--- The request ---
Gather every line that includes the word "disebut", please.

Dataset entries
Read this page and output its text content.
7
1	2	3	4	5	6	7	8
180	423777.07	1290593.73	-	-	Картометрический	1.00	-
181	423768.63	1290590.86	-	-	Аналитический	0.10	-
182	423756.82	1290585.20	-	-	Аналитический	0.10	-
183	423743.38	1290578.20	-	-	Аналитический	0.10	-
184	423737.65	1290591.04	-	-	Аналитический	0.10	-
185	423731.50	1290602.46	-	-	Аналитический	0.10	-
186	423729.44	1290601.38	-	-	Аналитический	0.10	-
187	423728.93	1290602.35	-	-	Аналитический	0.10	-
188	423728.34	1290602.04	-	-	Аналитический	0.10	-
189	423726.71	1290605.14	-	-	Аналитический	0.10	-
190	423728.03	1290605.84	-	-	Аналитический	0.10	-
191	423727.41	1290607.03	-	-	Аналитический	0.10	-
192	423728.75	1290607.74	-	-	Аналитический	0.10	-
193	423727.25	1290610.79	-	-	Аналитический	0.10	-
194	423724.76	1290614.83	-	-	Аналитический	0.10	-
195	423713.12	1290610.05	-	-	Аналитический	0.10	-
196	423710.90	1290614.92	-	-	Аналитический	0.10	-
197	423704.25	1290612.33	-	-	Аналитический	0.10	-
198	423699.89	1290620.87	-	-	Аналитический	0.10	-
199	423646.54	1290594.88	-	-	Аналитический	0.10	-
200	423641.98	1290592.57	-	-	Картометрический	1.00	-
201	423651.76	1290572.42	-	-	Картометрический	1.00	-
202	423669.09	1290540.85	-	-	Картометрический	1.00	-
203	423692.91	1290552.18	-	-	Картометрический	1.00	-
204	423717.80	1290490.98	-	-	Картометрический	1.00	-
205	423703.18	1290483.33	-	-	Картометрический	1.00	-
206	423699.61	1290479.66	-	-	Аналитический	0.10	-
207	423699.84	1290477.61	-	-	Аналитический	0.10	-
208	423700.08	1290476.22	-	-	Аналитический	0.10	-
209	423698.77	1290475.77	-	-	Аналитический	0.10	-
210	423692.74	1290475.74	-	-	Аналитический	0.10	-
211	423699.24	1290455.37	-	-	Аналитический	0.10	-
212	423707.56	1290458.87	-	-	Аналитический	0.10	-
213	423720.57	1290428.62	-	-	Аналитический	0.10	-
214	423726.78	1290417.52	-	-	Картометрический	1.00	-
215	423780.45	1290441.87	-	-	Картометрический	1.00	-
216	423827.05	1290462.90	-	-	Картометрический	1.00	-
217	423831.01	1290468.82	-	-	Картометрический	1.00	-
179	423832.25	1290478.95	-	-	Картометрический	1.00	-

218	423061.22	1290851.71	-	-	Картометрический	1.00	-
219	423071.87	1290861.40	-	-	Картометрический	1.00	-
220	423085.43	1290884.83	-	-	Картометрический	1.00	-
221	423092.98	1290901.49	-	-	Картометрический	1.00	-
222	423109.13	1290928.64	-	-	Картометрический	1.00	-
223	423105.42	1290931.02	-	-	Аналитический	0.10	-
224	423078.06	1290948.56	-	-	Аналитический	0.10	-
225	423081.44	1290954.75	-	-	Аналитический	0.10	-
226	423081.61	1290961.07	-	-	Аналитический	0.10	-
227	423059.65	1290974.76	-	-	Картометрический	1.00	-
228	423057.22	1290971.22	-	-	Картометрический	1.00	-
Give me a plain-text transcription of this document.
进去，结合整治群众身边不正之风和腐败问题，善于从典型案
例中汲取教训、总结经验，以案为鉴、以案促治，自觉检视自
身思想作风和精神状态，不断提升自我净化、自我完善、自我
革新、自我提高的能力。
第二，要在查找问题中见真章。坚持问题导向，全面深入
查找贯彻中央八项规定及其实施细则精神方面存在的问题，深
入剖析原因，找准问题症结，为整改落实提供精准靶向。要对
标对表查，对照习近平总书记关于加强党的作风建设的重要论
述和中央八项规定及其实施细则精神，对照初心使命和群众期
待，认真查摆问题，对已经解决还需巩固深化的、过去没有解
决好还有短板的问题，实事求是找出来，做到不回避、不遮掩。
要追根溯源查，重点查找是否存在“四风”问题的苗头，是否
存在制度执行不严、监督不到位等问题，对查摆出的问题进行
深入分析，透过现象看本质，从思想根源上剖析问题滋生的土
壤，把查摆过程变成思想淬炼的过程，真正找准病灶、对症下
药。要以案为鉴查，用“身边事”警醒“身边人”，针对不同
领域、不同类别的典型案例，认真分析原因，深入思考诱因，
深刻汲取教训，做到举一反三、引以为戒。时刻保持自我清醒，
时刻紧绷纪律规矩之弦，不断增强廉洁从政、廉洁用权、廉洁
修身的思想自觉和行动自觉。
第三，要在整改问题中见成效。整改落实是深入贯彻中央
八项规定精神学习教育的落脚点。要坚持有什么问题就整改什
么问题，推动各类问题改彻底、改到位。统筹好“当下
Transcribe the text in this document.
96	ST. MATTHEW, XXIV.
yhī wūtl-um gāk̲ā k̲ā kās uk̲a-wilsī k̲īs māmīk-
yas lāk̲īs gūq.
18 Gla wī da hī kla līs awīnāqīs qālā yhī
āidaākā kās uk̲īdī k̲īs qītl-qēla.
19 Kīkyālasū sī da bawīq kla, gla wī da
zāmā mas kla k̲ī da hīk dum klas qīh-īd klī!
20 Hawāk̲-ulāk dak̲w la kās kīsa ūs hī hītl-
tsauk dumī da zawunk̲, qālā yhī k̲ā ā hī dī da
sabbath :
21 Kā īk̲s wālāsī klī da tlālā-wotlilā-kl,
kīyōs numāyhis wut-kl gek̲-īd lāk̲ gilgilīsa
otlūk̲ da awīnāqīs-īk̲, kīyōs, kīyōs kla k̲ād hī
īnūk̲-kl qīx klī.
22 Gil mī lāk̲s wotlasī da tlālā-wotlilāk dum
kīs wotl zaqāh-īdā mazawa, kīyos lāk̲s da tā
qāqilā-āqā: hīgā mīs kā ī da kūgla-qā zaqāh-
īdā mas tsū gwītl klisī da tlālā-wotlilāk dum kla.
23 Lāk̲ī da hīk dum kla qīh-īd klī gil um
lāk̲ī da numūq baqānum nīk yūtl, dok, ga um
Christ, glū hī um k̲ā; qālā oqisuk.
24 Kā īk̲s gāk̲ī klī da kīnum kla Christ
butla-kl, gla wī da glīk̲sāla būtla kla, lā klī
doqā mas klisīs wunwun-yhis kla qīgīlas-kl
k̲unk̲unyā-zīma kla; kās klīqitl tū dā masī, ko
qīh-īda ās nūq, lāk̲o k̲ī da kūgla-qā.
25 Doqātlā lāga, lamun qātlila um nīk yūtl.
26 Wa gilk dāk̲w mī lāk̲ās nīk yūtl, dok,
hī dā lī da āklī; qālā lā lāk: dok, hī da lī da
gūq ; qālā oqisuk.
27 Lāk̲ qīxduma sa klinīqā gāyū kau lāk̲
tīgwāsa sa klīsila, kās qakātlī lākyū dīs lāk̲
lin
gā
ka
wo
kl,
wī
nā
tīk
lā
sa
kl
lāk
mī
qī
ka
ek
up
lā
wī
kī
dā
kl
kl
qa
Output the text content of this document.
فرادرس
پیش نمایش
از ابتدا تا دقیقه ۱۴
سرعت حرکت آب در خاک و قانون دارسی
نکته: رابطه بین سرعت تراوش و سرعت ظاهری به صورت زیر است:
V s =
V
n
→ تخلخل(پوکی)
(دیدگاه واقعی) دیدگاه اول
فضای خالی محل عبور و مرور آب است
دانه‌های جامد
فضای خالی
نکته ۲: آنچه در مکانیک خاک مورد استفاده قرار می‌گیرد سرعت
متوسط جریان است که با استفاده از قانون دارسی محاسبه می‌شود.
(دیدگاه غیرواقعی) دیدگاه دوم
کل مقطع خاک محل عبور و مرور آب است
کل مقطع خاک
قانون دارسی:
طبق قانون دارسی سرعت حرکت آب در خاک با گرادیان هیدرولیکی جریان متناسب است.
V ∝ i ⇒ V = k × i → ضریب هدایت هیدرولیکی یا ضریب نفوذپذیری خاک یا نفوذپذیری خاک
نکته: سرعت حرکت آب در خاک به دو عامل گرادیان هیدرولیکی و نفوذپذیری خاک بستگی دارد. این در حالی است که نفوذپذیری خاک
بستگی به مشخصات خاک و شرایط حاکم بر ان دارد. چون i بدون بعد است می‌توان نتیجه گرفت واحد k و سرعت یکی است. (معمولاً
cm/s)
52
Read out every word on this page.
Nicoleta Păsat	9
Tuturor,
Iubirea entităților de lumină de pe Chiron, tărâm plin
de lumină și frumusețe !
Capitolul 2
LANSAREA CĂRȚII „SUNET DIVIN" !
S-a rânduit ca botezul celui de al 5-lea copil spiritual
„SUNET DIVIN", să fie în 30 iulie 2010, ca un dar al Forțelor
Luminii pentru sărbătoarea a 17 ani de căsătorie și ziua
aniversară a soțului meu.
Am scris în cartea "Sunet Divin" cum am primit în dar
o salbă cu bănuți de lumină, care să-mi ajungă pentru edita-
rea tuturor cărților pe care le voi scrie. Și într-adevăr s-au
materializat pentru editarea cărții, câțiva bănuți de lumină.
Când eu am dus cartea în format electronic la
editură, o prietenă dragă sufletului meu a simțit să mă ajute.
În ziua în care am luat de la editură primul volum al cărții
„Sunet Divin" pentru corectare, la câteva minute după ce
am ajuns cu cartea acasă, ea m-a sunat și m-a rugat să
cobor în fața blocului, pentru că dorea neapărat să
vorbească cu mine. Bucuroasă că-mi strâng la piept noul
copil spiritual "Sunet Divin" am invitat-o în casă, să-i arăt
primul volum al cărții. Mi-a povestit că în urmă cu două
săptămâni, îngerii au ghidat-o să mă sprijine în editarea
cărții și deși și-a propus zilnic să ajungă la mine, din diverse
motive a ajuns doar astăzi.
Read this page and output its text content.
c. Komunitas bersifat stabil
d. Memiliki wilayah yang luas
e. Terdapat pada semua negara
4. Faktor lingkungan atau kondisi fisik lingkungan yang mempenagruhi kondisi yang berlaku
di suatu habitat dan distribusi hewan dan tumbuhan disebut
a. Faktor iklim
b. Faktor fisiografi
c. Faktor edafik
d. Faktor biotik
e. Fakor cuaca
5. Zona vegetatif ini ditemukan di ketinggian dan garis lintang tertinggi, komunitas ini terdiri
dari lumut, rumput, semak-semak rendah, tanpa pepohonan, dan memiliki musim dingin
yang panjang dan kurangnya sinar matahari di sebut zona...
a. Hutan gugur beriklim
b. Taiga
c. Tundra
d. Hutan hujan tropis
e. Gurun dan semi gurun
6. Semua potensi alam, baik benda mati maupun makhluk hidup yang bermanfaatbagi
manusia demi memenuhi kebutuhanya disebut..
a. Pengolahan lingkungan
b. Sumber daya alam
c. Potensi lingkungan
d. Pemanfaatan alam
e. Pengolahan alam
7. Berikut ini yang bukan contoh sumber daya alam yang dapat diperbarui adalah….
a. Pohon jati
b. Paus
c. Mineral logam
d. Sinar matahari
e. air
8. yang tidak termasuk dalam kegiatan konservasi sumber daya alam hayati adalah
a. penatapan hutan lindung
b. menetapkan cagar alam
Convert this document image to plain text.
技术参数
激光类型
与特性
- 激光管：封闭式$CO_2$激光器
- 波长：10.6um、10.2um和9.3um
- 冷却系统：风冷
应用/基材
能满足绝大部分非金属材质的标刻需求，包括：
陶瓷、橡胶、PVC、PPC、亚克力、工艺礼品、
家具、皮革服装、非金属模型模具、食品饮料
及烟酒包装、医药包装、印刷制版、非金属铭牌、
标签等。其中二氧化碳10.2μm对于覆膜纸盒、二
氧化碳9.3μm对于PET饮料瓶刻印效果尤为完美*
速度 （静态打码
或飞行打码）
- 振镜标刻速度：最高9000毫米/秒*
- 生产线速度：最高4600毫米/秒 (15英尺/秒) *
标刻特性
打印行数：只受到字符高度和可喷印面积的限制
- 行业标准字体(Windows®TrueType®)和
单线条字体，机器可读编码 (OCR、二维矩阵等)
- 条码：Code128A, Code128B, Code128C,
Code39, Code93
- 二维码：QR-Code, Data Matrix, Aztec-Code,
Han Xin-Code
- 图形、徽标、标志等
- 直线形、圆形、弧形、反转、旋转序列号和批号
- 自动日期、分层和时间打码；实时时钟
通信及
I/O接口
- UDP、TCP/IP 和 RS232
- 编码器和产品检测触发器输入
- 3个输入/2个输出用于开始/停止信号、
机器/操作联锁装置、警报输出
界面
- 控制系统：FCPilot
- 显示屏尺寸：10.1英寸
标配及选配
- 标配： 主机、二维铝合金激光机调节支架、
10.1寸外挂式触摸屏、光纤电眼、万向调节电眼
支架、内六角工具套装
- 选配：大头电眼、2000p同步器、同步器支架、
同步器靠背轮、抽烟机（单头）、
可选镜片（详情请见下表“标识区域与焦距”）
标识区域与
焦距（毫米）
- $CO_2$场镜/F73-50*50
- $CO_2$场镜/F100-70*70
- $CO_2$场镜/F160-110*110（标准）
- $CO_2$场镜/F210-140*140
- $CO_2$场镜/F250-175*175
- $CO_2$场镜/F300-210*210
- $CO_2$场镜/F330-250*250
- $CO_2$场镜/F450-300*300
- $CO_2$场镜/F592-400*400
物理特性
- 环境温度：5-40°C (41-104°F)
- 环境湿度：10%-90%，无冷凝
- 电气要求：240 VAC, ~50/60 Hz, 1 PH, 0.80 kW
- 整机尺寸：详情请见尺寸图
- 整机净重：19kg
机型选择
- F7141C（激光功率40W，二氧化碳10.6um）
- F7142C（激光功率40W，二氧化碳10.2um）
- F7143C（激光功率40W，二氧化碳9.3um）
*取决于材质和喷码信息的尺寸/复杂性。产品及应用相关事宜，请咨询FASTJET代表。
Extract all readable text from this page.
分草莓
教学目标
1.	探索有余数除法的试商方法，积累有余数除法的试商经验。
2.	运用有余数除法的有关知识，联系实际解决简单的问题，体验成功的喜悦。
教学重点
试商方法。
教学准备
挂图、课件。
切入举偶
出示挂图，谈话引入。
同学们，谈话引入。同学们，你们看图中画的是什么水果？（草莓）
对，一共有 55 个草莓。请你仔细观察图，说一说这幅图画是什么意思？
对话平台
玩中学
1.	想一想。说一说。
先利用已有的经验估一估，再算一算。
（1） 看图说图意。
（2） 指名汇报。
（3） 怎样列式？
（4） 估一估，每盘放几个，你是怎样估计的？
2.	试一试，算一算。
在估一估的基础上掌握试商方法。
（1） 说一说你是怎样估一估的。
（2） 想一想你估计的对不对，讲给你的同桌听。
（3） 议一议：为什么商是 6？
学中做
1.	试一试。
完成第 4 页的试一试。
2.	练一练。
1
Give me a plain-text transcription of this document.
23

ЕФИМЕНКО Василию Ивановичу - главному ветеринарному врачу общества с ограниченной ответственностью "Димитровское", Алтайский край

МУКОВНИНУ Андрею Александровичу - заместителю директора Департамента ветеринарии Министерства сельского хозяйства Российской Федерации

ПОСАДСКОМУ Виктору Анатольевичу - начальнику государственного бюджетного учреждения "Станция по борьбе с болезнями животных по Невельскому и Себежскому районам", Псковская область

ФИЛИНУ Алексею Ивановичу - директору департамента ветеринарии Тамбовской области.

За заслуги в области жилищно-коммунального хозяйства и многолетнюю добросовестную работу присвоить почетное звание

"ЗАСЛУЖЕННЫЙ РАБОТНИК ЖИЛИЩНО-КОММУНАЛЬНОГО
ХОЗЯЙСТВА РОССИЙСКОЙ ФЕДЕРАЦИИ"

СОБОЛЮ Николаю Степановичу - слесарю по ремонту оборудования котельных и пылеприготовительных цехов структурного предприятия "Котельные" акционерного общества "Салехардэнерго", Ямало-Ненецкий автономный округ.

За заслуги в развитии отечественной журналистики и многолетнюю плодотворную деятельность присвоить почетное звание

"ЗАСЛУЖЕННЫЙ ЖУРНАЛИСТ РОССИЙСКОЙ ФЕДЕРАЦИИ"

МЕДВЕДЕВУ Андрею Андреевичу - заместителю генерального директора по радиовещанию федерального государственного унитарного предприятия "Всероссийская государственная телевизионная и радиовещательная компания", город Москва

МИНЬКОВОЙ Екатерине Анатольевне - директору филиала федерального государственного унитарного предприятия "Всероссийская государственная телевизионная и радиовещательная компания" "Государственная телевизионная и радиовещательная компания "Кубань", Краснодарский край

--- The answer ---
di suatu habitat dan distribusi hewan dan tumbuhan disebut
manusia demi memenuhi kebutuhanya disebut..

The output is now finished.